◆ Task
Your output is the line containing "What does this" plus all lines after it to the end of the records, reproduced exactly, with nothing else.

─── Data extract ───

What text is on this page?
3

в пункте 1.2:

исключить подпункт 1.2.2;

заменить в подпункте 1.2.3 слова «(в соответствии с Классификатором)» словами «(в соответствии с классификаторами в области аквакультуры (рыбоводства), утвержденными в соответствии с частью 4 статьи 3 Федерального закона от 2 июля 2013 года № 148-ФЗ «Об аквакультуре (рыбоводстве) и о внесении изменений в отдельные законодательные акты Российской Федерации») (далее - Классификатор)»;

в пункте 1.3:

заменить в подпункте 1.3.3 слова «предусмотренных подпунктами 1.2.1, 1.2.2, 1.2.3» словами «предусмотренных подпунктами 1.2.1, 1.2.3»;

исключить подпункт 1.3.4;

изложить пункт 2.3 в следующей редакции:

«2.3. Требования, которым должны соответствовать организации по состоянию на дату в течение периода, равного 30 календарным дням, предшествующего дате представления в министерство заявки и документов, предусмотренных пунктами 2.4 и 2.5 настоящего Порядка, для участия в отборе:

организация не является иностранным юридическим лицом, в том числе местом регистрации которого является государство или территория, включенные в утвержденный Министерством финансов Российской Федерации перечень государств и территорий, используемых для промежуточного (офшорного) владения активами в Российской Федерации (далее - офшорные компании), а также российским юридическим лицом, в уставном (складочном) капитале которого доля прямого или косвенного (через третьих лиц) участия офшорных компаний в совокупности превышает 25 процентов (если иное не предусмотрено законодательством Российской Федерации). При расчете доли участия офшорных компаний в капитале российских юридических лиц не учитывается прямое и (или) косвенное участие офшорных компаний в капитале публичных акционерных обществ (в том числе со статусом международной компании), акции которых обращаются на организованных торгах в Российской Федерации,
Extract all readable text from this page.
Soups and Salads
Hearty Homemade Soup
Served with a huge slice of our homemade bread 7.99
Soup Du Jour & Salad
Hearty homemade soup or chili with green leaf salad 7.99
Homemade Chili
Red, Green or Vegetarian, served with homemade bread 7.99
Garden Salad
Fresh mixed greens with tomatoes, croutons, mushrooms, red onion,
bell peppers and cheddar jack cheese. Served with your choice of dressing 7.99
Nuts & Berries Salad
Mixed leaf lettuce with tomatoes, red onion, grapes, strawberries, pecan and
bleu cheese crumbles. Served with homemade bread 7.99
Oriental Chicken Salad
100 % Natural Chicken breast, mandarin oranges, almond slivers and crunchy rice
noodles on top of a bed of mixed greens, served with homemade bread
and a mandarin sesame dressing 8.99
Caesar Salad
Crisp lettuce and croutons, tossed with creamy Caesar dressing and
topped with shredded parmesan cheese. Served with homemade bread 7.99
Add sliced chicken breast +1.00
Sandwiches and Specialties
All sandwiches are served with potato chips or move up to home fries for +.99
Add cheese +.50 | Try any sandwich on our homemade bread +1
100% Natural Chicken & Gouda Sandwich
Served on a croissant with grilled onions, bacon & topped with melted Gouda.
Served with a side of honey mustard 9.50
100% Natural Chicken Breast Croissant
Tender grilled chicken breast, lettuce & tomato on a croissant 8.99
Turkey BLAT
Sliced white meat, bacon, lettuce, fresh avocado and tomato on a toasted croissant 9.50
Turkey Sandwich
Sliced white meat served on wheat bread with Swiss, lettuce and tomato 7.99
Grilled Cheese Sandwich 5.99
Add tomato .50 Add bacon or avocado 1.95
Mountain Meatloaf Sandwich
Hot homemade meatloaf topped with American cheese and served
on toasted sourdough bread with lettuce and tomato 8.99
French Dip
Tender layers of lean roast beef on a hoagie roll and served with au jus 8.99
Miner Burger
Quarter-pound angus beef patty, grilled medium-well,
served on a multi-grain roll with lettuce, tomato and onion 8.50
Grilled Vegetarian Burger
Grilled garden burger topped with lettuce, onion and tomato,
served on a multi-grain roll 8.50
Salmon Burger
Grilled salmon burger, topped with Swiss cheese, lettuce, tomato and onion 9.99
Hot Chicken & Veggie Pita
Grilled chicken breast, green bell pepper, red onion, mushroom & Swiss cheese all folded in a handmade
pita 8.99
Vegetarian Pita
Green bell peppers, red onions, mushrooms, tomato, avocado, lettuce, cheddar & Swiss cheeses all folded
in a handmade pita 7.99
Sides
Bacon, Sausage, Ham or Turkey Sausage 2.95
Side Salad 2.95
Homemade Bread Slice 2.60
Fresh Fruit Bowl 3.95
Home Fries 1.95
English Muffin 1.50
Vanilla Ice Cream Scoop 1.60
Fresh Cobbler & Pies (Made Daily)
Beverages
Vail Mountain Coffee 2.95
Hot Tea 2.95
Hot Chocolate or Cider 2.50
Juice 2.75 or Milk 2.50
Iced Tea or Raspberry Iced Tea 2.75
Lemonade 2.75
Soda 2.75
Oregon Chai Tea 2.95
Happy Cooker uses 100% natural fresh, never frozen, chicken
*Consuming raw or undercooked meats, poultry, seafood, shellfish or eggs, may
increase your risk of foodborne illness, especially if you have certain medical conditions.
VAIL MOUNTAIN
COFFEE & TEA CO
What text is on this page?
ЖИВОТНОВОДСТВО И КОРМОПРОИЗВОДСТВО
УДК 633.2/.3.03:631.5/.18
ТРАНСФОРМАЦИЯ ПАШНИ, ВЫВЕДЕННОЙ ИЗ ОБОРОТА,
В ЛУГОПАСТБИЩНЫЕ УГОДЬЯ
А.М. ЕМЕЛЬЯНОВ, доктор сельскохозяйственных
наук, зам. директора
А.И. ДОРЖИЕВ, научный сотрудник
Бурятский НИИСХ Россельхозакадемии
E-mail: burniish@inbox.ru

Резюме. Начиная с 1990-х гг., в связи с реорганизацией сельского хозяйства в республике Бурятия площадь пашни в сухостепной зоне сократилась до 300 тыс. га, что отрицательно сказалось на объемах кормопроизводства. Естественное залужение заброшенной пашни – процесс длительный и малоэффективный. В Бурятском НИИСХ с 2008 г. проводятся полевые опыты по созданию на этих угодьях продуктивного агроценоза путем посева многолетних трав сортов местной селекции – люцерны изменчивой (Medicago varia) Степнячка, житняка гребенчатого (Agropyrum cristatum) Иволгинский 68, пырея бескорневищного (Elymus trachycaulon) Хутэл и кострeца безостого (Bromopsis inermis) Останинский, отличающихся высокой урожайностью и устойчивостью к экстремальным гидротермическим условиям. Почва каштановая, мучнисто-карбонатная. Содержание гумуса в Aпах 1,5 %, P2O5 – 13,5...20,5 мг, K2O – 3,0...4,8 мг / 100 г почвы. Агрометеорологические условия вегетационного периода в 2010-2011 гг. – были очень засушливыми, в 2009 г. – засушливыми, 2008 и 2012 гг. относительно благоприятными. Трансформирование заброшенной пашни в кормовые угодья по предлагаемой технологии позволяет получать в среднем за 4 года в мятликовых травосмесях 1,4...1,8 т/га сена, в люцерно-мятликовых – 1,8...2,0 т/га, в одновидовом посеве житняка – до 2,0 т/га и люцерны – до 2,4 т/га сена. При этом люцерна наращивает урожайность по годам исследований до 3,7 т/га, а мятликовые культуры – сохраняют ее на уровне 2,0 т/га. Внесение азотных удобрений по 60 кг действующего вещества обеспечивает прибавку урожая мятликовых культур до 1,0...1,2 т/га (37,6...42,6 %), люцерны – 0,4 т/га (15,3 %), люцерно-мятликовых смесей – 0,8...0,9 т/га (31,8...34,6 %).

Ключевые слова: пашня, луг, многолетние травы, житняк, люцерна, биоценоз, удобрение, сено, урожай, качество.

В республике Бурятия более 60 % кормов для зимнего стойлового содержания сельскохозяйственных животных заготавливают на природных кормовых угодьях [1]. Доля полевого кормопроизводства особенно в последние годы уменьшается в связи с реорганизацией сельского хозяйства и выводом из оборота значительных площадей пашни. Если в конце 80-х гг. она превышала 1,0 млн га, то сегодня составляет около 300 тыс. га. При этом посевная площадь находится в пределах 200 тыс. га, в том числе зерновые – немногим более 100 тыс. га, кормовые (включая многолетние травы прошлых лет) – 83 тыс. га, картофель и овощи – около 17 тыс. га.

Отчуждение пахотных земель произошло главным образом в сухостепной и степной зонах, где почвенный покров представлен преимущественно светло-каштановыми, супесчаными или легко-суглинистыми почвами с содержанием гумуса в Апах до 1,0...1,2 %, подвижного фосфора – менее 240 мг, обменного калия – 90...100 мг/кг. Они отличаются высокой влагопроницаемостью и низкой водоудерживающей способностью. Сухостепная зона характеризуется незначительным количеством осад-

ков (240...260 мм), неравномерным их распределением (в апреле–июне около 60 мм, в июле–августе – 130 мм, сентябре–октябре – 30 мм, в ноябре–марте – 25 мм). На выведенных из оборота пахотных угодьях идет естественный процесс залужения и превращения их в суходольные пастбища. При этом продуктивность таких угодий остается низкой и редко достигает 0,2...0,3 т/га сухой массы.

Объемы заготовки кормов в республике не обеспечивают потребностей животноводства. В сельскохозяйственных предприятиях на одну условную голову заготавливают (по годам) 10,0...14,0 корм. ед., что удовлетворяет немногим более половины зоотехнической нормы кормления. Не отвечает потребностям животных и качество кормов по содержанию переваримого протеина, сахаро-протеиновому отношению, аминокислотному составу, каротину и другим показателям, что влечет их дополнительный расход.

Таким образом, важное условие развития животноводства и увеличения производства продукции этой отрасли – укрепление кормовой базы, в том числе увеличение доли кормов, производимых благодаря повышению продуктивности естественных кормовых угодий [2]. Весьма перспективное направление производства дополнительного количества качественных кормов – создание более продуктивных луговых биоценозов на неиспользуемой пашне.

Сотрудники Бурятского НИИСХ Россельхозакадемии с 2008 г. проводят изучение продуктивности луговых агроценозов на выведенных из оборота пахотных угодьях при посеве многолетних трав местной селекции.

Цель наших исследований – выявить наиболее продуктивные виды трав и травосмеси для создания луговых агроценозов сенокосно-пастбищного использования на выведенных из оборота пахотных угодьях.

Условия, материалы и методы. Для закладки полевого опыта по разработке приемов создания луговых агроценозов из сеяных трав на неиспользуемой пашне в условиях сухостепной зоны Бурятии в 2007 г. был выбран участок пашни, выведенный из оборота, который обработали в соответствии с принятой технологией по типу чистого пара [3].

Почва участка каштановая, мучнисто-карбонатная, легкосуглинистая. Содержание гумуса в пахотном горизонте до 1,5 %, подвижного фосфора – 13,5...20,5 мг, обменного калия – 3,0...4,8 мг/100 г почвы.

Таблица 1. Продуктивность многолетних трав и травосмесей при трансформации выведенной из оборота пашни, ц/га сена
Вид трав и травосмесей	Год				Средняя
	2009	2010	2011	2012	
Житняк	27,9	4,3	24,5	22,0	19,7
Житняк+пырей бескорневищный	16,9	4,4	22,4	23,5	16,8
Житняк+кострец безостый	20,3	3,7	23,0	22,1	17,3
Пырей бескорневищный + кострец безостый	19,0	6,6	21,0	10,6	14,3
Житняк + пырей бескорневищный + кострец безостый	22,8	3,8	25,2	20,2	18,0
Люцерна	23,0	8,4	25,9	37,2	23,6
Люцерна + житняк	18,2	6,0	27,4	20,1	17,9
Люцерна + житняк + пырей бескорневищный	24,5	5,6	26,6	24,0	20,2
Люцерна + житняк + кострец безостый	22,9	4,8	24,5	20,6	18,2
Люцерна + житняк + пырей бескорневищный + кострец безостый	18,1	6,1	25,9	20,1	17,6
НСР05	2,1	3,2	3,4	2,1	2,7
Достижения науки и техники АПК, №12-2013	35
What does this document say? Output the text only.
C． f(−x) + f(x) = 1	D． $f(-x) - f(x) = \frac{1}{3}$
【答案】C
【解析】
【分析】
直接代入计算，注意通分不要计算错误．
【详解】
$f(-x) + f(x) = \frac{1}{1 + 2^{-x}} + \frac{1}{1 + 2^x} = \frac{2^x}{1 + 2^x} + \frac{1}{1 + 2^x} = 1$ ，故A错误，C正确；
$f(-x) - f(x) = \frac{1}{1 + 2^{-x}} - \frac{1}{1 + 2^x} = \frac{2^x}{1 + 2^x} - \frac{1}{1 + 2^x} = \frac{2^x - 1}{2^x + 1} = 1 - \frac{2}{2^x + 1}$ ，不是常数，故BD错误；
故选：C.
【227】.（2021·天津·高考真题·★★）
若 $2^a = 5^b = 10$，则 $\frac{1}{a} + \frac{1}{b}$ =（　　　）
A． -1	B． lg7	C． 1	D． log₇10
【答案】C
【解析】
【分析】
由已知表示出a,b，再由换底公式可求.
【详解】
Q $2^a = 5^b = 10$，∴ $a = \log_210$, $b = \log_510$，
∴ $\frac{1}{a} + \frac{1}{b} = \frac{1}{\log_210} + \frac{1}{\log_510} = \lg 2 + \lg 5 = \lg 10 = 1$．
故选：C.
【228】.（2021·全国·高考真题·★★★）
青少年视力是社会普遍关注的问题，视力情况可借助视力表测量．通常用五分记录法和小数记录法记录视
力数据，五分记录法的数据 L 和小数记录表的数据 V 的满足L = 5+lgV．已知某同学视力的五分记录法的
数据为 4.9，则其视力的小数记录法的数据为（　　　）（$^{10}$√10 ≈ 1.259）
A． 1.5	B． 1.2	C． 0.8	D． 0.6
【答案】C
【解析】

───

◆ The response
What does this document say? Output the text only.
C． f(−x) + f(x) = 1	D． $f(-x) - f(x) = \frac{1}{3}$
【答案】C
【解析】
【分析】
直接代入计算，注意通分不要计算错误．
【详解】
$f(-x) + f(x) = \frac{1}{1 + 2^{-x}} + \frac{1}{1 + 2^x} = \frac{2^x}{1 + 2^x} + \frac{1}{1 + 2^x} = 1$ ，故A错误，C正确；
$f(-x) - f(x) = \frac{1}{1 + 2^{-x}} - \frac{1}{1 + 2^x} = \frac{2^x}{1 + 2^x} - \frac{1}{1 + 2^x} = \frac{2^x - 1}{2^x + 1} = 1 - \frac{2}{2^x + 1}$ ，不是常数，故BD错误；
故选：C.
【227】.（2021·天津·高考真题·★★）
若 $2^a = 5^b = 10$，则 $\frac{1}{a} + \frac{1}{b}$ =（　　　）
A． -1	B． lg7	C． 1	D． log₇10
【答案】C
【解析】
【分析】
由已知表示出a,b，再由换底公式可求.
【详解】
Q $2^a = 5^b = 10$，∴ $a = \log_210$, $b = \log_510$，
∴ $\frac{1}{a} + \frac{1}{b} = \frac{1}{\log_210} + \frac{1}{\log_510} = \lg 2 + \lg 5 = \lg 10 = 1$．
故选：C.
【228】.（2021·全国·高考真题·★★★）
青少年视力是社会普遍关注的问题，视力情况可借助视力表测量．通常用五分记录法和小数记录法记录视
力数据，五分记录法的数据 L 和小数记录表的数据 V 的满足L = 5+lgV．已知某同学视力的五分记录法的
数据为 4.9，则其视力的小数记录法的数据为（　　　）（$^{10}$√10 ≈ 1.259）
A． 1.5	B． 1.2	C． 0.8	D． 0.6
【答案】C
【解析】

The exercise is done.